» **Description of the task**
Return the whole listing, keeping every character the same.

» **Data rows**
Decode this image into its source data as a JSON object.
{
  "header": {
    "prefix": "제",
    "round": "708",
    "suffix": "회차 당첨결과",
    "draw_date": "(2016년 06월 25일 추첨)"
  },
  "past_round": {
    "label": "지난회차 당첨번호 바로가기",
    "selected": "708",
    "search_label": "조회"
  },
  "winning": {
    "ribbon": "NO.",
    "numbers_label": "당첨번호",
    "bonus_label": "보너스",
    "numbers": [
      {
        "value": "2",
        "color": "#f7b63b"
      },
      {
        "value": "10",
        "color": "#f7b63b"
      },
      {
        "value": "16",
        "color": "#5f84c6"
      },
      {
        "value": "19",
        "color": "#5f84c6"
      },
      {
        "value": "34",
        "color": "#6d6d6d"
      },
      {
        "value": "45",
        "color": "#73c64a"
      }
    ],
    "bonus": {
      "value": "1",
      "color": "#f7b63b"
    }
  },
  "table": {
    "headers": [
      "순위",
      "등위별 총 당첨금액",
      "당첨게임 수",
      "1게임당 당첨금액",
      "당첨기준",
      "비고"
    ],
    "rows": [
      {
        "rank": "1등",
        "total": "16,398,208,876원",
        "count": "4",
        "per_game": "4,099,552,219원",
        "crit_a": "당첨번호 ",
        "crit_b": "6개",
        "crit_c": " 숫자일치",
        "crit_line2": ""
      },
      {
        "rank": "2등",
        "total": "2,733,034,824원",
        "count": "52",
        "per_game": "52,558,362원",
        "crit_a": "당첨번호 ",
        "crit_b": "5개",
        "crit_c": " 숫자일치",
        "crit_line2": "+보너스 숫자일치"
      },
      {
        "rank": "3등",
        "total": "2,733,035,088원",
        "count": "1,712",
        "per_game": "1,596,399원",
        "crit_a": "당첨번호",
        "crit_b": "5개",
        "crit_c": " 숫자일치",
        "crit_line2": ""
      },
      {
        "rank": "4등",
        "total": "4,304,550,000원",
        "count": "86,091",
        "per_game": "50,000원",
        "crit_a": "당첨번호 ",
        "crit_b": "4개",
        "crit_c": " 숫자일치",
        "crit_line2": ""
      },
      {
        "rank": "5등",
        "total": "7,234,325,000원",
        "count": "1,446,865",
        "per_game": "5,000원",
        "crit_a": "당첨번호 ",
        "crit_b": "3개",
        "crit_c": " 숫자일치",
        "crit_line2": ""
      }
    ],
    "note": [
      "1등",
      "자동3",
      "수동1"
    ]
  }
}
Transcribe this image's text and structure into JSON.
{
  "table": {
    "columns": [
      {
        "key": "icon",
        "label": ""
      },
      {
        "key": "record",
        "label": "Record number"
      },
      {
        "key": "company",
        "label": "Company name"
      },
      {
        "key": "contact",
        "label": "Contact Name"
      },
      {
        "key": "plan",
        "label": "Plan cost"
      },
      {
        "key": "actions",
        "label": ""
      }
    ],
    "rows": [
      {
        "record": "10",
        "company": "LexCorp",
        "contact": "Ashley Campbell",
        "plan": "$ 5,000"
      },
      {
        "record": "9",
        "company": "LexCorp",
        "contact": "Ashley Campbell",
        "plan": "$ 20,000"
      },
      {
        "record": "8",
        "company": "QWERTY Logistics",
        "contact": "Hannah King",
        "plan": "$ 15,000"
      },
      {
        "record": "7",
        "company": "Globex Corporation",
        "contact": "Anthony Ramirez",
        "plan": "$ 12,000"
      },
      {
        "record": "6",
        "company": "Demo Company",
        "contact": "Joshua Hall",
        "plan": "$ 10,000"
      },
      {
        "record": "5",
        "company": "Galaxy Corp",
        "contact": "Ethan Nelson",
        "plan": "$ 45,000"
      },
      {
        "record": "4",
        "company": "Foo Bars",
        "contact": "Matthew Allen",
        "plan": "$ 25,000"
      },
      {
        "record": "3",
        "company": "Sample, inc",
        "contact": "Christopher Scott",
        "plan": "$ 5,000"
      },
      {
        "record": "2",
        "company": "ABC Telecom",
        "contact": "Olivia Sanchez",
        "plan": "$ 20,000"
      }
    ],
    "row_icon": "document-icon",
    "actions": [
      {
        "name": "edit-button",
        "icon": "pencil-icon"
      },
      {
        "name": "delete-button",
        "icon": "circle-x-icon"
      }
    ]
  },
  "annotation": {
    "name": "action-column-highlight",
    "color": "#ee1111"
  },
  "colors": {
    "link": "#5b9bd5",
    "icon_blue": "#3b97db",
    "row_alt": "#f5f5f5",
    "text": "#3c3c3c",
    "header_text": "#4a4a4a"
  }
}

» **Response to this task**
Decode this image into its source data as a JSON object.
{
  "header": {
    "prefix": "제",
    "round": "708",
    "suffix": "회차 당첨결과",
    "draw_date": "(2016년 06월 25일 추첨)"
  },
  "past_round": {
    "label": "지난회차 당첨번호 바로가기",
    "selected": "708",
    "search_label": "조회"
  },
  "winning": {
    "ribbon": "NO.",
    "numbers_label": "당첨번호",
    "bonus_label": "보너스",
    "numbers": [
      {
        "value": "2",
        "color": "#f7b63b"
      },
      {
        "value": "10",
        "color": "#f7b63b"
      },
      {
        "value": "16",
        "color": "#5f84c6"
      },
      {
        "value": "19",
        "color": "#5f84c6"
      },
      {
        "value": "34",
        "color": "#6d6d6d"
      },
      {
        "value": "45",
        "color": "#73c64a"
      }
    ],
    "bonus": {
      "value": "1",
      "color": "#f7b63b"
    }
  },
  "table": {
    "headers": [
      "순위",
      "등위별 총 당첨금액",
      "당첨게임 수",
      "1게임당 당첨금액",
      "당첨기준",
      "비고"
    ],
    "rows": [
      {
        "rank": "1등",
        "total": "16,398,208,876원",
        "count": "4",
        "per_game": "4,099,552,219원",
        "crit_a": "당첨번호 ",
        "crit_b": "6개",
        "crit_c": " 숫자일치",
        "crit_line2": ""
      },
      {
        "rank": "2등",
        "total": "2,733,034,824원",
        "count": "52",
        "per_game": "52,558,362원",
        "crit_a": "당첨번호 ",
        "crit_b": "5개",
        "crit_c": " 숫자일치",
        "crit_line2": "+보너스 숫자일치"
      },
      {
        "rank": "3등",
        "total": "2,733,035,088원",
        "count": "1,712",
        "per_game": "1,596,399원",
        "crit_a": "당첨번호",
        "crit_b": "5개",
        "crit_c": " 숫자일치",
        "crit_line2": ""
      },
      {
        "rank": "4등",
        "total": "4,304,550,000원",
        "count": "86,091",
        "per_game": "50,000원",
        "crit_a": "당첨번호 ",
        "crit_b": "4개",
        "crit_c": " 숫자일치",
        "crit_line2": ""
      },
      {
        "rank": "5등",
        "total": "7,234,325,000원",
        "count": "1,446,865",
        "per_game": "5,000원",
        "crit_a": "당첨번호 ",
        "crit_b": "3개",
        "crit_c": " 숫자일치",
        "crit_line2": ""
      }
    ],
    "note": [
      "1등",
      "자동3",
      "수동1"
    ]
  }
}
Transcribe this image's text and structure into JSON.
{
  "table": {
    "columns": [
      {
        "key": "icon",
        "label": ""
      },
      {
        "key": "record",
        "label": "Record number"
      },
      {
        "key": "company",
        "label": "Company name"
      },
      {
        "key": "contact",
        "label": "Contact Name"
      },
      {
        "key": "plan",
        "label": "Plan cost"
      },
      {
        "key": "actions",
        "label": ""
      }
    ],
    "rows": [
      {
        "record": "10",
        "company": "LexCorp",
        "contact": "Ashley Campbell",
        "plan": "$ 5,000"
      },
      {
        "record": "9",
        "company": "LexCorp",
        "contact": "Ashley Campbell",
        "plan": "$ 20,000"
      },
      {
        "record": "8",
        "company": "QWERTY Logistics",
        "contact": "Hannah King",
        "plan": "$ 15,000"
      },
      {
        "record": "7",
        "company": "Globex Corporation",
        "contact": "Anthony Ramirez",
        "plan": "$ 12,000"
      },
      {
        "record": "6",
        "company": "Demo Company",
        "contact": "Joshua Hall",
        "plan": "$ 10,000"
      },
      {
        "record": "5",
        "company": "Galaxy Corp",
        "contact": "Ethan Nelson",
        "plan": "$ 45,000"
      },
      {
        "record": "4",
        "company": "Foo Bars",
        "contact": "Matthew Allen",
        "plan": "$ 25,000"
      },
      {
        "record": "3",
        "company": "Sample, inc",
        "contact": "Christopher Scott",
        "plan": "$ 5,000"
      },
      {
        "record": "2",
        "company": "ABC Telecom",
        "contact": "Olivia Sanchez",
        "plan": "$ 20,000"
      }
    ],
    "row_icon": "document-icon",
    "actions": [
      {
        "name": "edit-button",
        "icon": "pencil-icon"
      },
      {
        "name": "delete-button",
        "icon": "circle-x-icon"
      }
    ]
  },
  "annotation": {
    "name": "action-column-highlight",
    "color": "#ee1111"
  },
  "colors": {
    "link": "#5b9bd5",
    "icon_blue": "#3b97db",
    "row_alt": "#f5f5f5",
    "text": "#3c3c3c",
    "header_text": "#4a4a4a"
  }
}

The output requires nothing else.